== What needs to be done ==
Working from the entries that follow, transcribe exactly and only the lines from the one with "Convert this screenshot" through the last, pictures excluded.
···
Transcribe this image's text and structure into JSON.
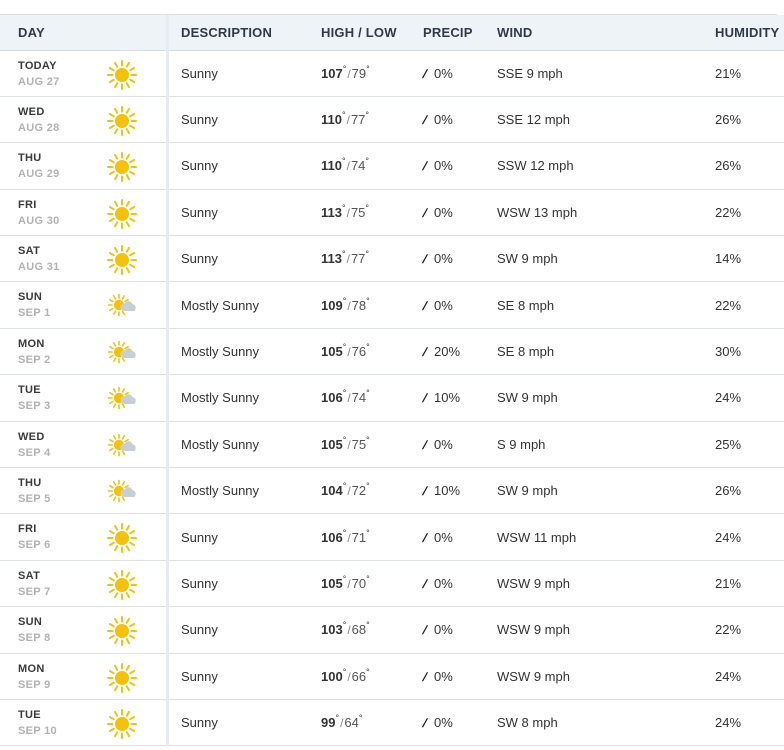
{
  "headers": {
    "day": "DAY",
    "description": "DESCRIPTION",
    "high_low": "HIGH / LOW",
    "precip": "PRECIP",
    "wind": "WIND",
    "humidity": "HUMIDITY"
  },
  "colors": {
    "sun": "#f4c20d",
    "cloud": "#c9ced4",
    "header_bg": "#eef3f8"
  },
  "rows": [
    {
      "dow": "TODAY",
      "date": "AUG 27",
      "icon": "sunny-icon",
      "desc": "Sunny",
      "high": "107",
      "low": "79",
      "precip": "0%",
      "wind": "SSE 9 mph",
      "humidity": "21%"
    },
    {
      "dow": "WED",
      "date": "AUG 28",
      "icon": "sunny-icon",
      "desc": "Sunny",
      "high": "110",
      "low": "77",
      "precip": "0%",
      "wind": "SSE 12 mph",
      "humidity": "26%"
    },
    {
      "dow": "THU",
      "date": "AUG 29",
      "icon": "sunny-icon",
      "desc": "Sunny",
      "high": "110",
      "low": "74",
      "precip": "0%",
      "wind": "SSW 12 mph",
      "humidity": "26%"
    },
    {
      "dow": "FRI",
      "date": "AUG 30",
      "icon": "sunny-icon",
      "desc": "Sunny",
      "high": "113",
      "low": "75",
      "precip": "0%",
      "wind": "WSW 13 mph",
      "humidity": "22%"
    },
    {
      "dow": "SAT",
      "date": "AUG 31",
      "icon": "sunny-icon",
      "desc": "Sunny",
      "high": "113",
      "low": "77",
      "precip": "0%",
      "wind": "SW 9 mph",
      "humidity": "14%"
    },
    {
      "dow": "SUN",
      "date": "SEP 1",
      "icon": "mostly-sunny-icon",
      "desc": "Mostly Sunny",
      "high": "109",
      "low": "78",
      "precip": "0%",
      "wind": "SE 8 mph",
      "humidity": "22%"
    },
    {
      "dow": "MON",
      "date": "SEP 2",
      "icon": "mostly-sunny-icon",
      "desc": "Mostly Sunny",
      "high": "105",
      "low": "76",
      "precip": "20%",
      "wind": "SE 8 mph",
      "humidity": "30%"
    },
    {
      "dow": "TUE",
      "date": "SEP 3",
      "icon": "mostly-sunny-icon",
      "desc": "Mostly Sunny",
      "high": "106",
      "low": "74",
      "precip": "10%",
      "wind": "SW 9 mph",
      "humidity": "24%"
    },
    {
      "dow": "WED",
      "date": "SEP 4",
      "icon": "mostly-sunny-icon",
      "desc": "Mostly Sunny",
      "high": "105",
      "low": "75",
      "precip": "0%",
      "wind": "S 9 mph",
      "humidity": "25%"
    },
    {
      "dow": "THU",
      "date": "SEP 5",
      "icon": "mostly-sunny-icon",
      "desc": "Mostly Sunny",
      "high": "104",
      "low": "72",
      "precip": "10%",
      "wind": "SW 9 mph",
      "humidity": "26%"
    },
    {
      "dow": "FRI",
      "date": "SEP 6",
      "icon": "sunny-icon",
      "desc": "Sunny",
      "high": "106",
      "low": "71",
      "precip": "0%",
      "wind": "WSW 11 mph",
      "humidity": "24%"
    },
    {
      "dow": "SAT",
      "date": "SEP 7",
      "icon": "sunny-icon",
      "desc": "Sunny",
      "high": "105",
      "low": "70",
      "precip": "0%",
      "wind": "WSW 9 mph",
      "humidity": "21%"
    },
    {
      "dow": "SUN",
      "date": "SEP 8",
      "icon": "sunny-icon",
      "desc": "Sunny",
      "high": "103",
      "low": "68",
      "precip": "0%",
      "wind": "WSW 9 mph",
      "humidity": "22%"
    },
    {
      "dow": "MON",
      "date": "SEP 9",
      "icon": "sunny-icon",
      "desc": "Sunny",
      "high": "100",
      "low": "66",
      "precip": "0%",
      "wind": "WSW 9 mph",
      "humidity": "24%"
    },
    {
      "dow": "TUE",
      "date": "SEP 10",
      "icon": "sunny-icon",
      "desc": "Sunny",
      "high": "99",
      "low": "64",
      "precip": "0%",
      "wind": "SW 8 mph",
      "humidity": "24%"
    }
  ]
}
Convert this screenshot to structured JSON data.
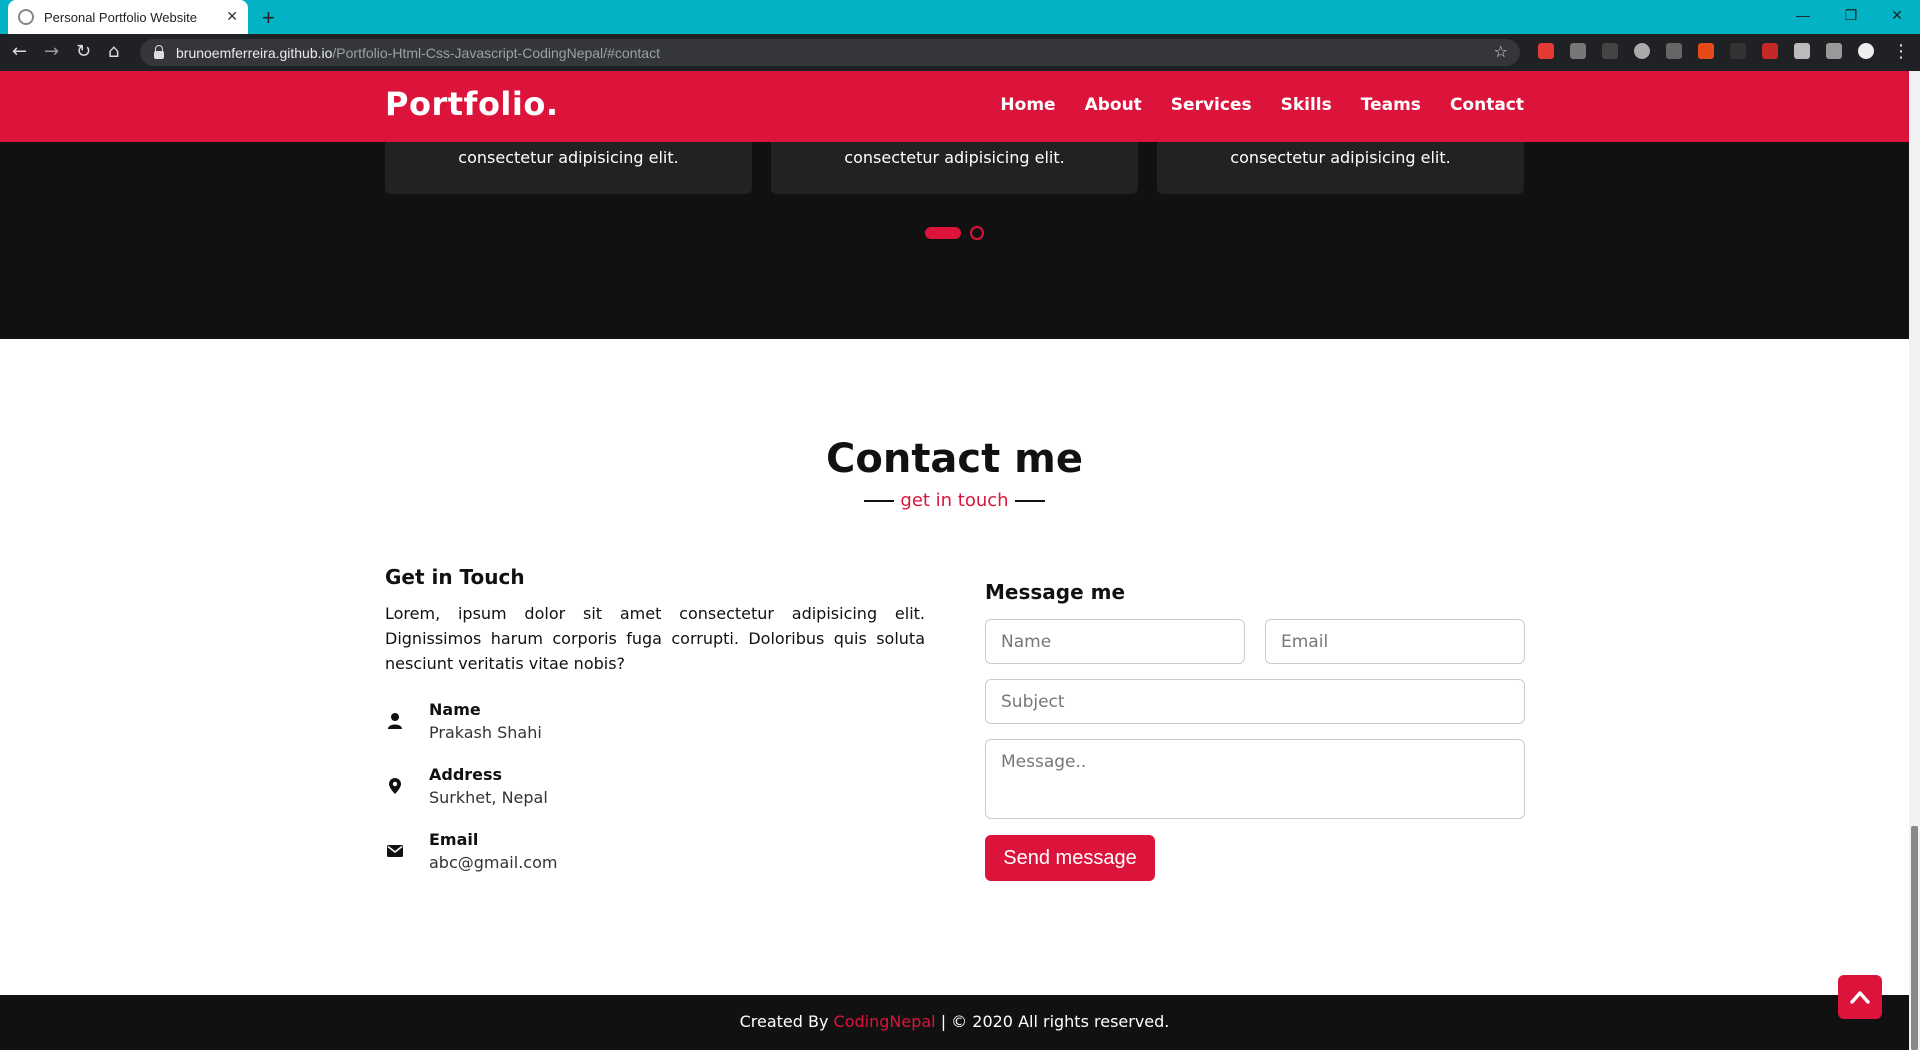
{
  "browser": {
    "tab_title": "Personal Portfolio Website",
    "tab_close": "✕",
    "new_tab": "+",
    "url_host": "brunoemferreira.github.io",
    "url_path": "/Portfolio-Html-Css-Javascript-CodingNepal/#contact",
    "minimize": "—",
    "restore": "❐",
    "close": "✕"
  },
  "site": {
    "logo": "Portfolio.",
    "menu": [
      "Home",
      "About",
      "Services",
      "Skills",
      "Teams",
      "Contact"
    ],
    "accent_color": "#dc143c"
  },
  "teams": {
    "cards": [
      {
        "text": "consectetur adipisicing elit."
      },
      {
        "text": "consectetur adipisicing elit."
      },
      {
        "text": "consectetur adipisicing elit."
      }
    ]
  },
  "contact": {
    "title": "Contact me",
    "subtitle": "get in touch",
    "left": {
      "heading": "Get in Touch",
      "paragraph": "Lorem, ipsum dolor sit amet consectetur adipisicing elit. Dignissimos harum corporis fuga corrupti. Doloribus quis soluta nesciunt veritatis vitae nobis?",
      "items": [
        {
          "head": "Name",
          "sub": "Prakash Shahi",
          "icon": "user-icon"
        },
        {
          "head": "Address",
          "sub": "Surkhet, Nepal",
          "icon": "map-marker-icon"
        },
        {
          "head": "Email",
          "sub": "abc@gmail.com",
          "icon": "envelope-icon"
        }
      ]
    },
    "right": {
      "heading": "Message me",
      "name_placeholder": "Name",
      "email_placeholder": "Email",
      "subject_placeholder": "Subject",
      "message_placeholder": "Message..",
      "send_label": "Send message"
    }
  },
  "footer": {
    "prefix": "Created By ",
    "brand": "CodingNepal",
    "suffix": " | © 2020 All rights reserved."
  }
}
···
== Written solution ==
Convert this screenshot to structured JSON data.
{
  "browser": {
    "tab_title": "Personal Portfolio Website",
    "tab_close": "✕",
    "new_tab": "+",
    "url_host": "brunoemferreira.github.io",
    "url_path": "/Portfolio-Html-Css-Javascript-CodingNepal/#contact",
    "minimize": "—",
    "restore": "❐",
    "close": "✕"
  },
  "site": {
    "logo": "Portfolio.",
    "menu": [
      "Home",
      "About",
      "Services",
      "Skills",
      "Teams",
      "Contact"
    ],
    "accent_color": "#dc143c"
  },
  "teams": {
    "cards": [
      {
        "text": "consectetur adipisicing elit."
      },
      {
        "text": "consectetur adipisicing elit."
      },
      {
        "text": "consectetur adipisicing elit."
      }
    ]
  },
  "contact": {
    "title": "Contact me",
    "subtitle": "get in touch",
    "left": {
      "heading": "Get in Touch",
      "paragraph": "Lorem, ipsum dolor sit amet consectetur adipisicing elit. Dignissimos harum corporis fuga corrupti. Doloribus quis soluta nesciunt veritatis vitae nobis?",
      "items": [
        {
          "head": "Name",
          "sub": "Prakash Shahi",
          "icon": "user-icon"
        },
        {
          "head": "Address",
          "sub": "Surkhet, Nepal",
          "icon": "map-marker-icon"
        },
        {
          "head": "Email",
          "sub": "abc@gmail.com",
          "icon": "envelope-icon"
        }
      ]
    },
    "right": {
      "heading": "Message me",
      "name_placeholder": "Name",
      "email_placeholder": "Email",
      "subject_placeholder": "Subject",
      "message_placeholder": "Message..",
      "send_label": "Send message"
    }
  },
  "footer": {
    "prefix": "Created By ",
    "brand": "CodingNepal",
    "suffix": " | © 2020 All rights reserved."
  }
}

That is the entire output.